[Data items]
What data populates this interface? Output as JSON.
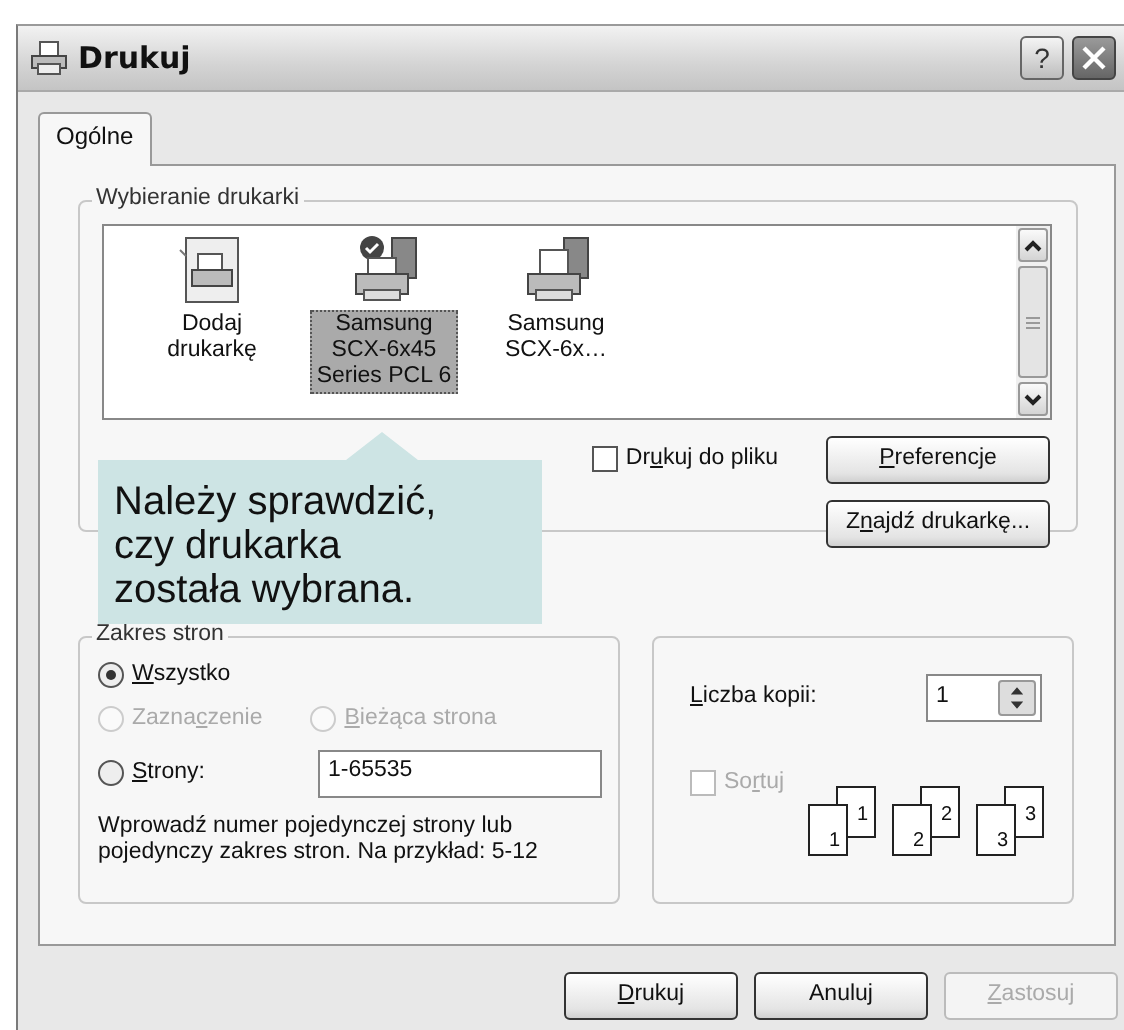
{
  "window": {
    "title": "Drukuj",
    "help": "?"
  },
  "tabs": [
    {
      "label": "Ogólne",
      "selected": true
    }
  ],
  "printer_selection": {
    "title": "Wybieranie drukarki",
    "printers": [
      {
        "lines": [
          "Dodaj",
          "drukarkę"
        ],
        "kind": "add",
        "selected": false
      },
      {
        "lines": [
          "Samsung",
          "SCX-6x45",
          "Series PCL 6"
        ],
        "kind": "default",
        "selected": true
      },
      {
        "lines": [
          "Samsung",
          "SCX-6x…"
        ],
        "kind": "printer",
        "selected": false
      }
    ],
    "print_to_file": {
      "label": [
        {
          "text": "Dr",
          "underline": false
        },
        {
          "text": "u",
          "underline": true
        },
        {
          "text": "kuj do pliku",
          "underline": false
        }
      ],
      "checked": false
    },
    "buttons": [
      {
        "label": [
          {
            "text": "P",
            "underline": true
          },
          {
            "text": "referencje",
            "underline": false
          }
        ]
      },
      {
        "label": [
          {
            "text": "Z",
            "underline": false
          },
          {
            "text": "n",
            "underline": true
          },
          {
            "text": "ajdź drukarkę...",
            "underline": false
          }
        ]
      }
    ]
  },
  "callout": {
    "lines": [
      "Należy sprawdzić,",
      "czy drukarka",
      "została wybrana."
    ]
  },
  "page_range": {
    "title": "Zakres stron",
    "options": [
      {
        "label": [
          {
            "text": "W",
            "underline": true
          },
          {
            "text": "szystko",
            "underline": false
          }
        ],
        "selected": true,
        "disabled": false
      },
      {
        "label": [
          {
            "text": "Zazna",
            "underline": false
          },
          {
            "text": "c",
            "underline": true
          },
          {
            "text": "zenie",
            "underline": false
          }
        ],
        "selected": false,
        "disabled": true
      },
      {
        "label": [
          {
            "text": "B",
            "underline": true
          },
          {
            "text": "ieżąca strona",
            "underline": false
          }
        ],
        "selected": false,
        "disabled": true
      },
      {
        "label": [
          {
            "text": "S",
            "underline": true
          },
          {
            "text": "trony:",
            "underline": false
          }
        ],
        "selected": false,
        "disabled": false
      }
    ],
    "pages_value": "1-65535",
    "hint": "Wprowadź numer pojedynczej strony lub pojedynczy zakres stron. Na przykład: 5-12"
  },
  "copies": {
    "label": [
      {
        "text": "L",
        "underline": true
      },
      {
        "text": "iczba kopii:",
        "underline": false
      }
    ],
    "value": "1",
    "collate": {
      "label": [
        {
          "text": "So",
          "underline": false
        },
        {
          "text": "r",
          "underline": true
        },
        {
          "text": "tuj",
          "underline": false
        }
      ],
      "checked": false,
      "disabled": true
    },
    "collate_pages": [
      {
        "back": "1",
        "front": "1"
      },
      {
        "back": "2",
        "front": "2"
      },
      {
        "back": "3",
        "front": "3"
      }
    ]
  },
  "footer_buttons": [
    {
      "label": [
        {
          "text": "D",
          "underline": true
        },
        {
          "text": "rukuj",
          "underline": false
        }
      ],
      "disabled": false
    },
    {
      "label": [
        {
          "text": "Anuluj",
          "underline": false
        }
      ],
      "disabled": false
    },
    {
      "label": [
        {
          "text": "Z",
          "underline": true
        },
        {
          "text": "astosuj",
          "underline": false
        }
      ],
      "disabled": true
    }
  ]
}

---

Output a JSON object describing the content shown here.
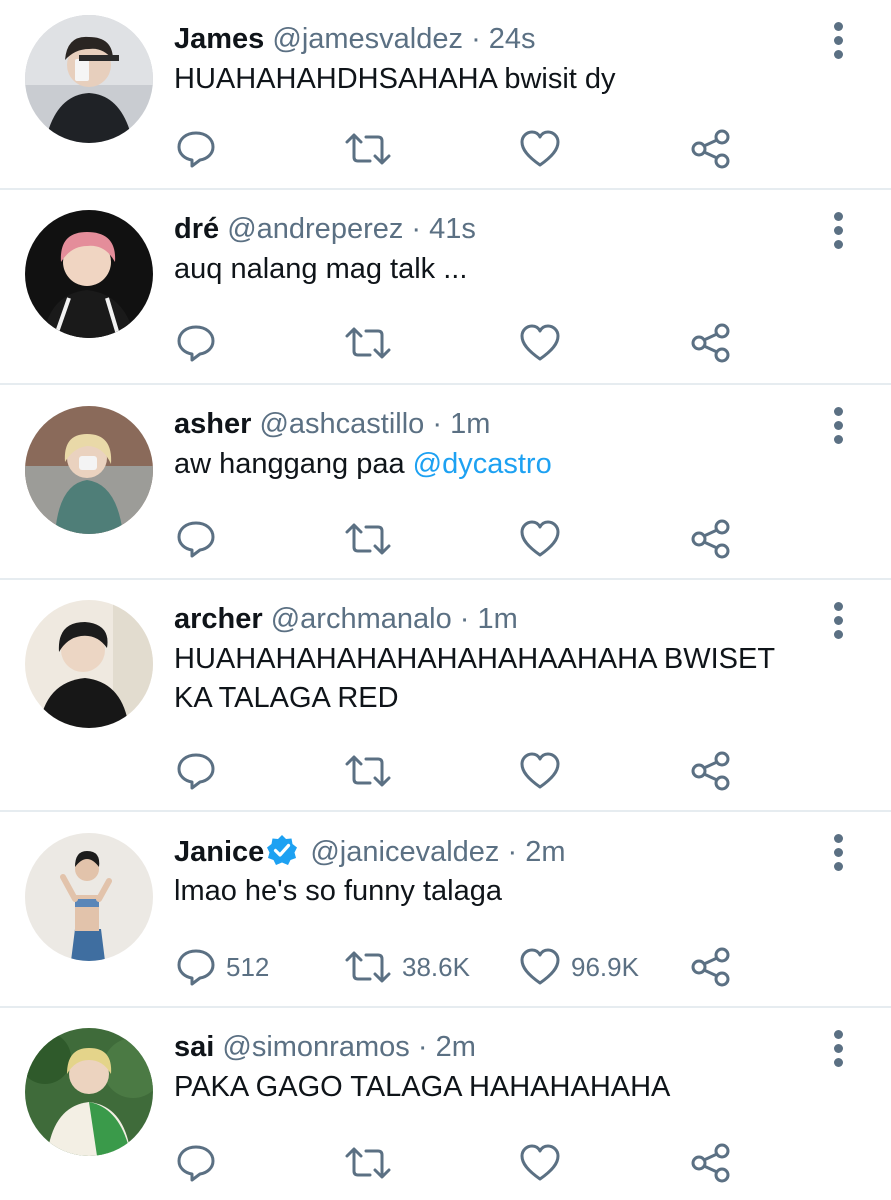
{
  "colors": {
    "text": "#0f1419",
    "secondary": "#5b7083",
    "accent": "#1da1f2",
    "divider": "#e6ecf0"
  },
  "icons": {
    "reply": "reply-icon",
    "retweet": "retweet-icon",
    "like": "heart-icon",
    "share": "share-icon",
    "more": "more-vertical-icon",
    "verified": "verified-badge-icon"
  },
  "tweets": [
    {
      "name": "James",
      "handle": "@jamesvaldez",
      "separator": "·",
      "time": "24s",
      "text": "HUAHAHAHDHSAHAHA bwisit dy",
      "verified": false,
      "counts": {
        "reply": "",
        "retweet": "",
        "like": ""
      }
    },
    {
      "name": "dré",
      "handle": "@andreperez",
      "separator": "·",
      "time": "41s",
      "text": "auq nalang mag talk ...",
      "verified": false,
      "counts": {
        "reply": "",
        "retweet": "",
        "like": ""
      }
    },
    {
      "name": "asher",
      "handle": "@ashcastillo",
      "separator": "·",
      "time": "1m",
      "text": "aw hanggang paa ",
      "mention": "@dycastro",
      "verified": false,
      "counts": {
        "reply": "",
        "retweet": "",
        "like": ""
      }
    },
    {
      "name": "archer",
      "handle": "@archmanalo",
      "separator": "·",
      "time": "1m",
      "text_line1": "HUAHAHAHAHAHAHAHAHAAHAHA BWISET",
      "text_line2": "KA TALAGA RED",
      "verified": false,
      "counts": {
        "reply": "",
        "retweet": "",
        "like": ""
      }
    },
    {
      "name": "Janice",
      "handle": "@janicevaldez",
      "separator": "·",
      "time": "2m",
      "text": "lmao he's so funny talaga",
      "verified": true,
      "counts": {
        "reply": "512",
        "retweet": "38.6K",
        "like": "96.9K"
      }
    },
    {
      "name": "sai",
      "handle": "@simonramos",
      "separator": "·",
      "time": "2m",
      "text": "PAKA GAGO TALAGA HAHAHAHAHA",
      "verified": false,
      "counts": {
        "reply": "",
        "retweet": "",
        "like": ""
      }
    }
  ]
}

* * *

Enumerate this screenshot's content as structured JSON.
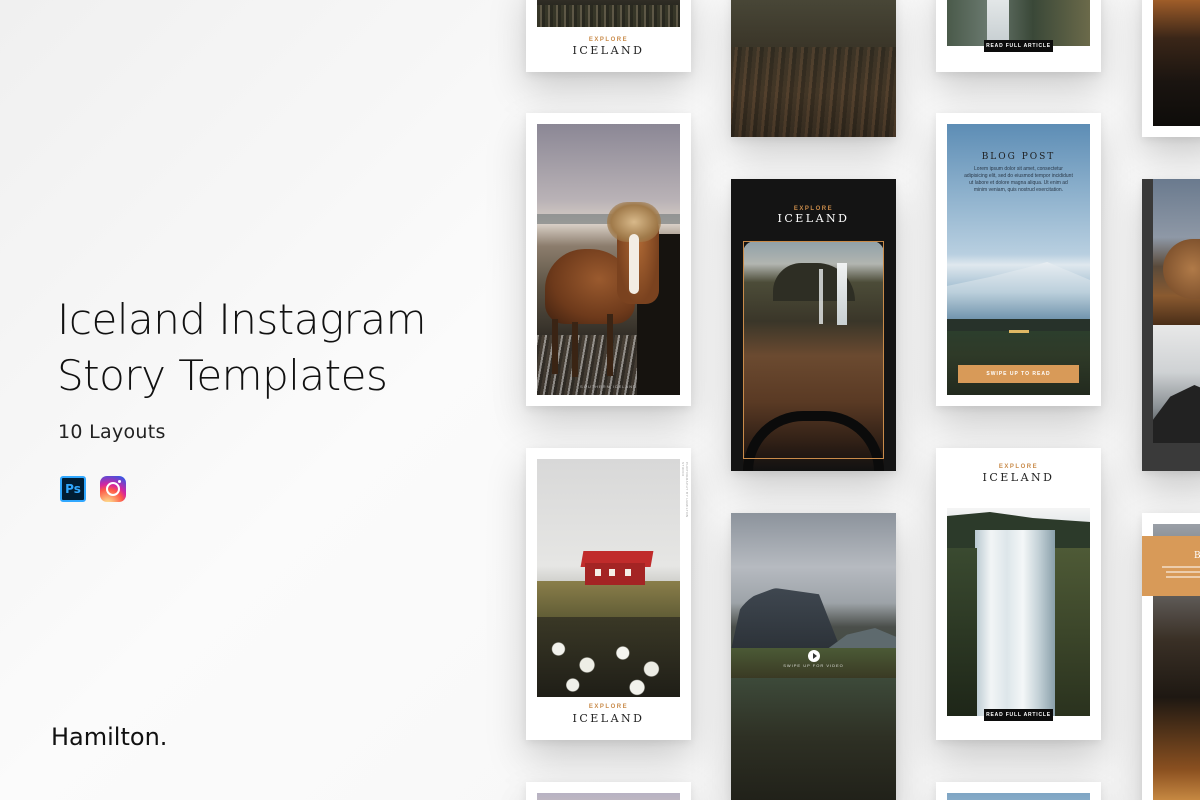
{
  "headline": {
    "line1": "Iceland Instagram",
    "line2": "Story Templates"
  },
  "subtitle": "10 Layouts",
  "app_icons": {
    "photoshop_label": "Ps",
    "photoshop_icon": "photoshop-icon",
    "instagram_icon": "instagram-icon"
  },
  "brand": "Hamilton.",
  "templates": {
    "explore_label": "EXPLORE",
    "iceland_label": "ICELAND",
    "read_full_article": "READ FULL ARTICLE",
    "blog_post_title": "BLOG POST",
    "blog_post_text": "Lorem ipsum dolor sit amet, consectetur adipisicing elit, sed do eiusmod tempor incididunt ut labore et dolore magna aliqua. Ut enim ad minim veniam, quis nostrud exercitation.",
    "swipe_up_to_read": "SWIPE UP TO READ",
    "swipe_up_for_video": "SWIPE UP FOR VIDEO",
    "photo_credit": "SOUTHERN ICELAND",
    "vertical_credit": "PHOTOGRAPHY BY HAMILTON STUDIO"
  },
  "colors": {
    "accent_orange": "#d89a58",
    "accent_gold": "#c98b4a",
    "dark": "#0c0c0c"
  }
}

Directive — Search the data for "SWIPE". Copy every line that has it.

Full response —
    "swipe_up_to_read": "SWIPE UP TO READ",
    "swipe_up_for_video": "SWIPE UP FOR VIDEO",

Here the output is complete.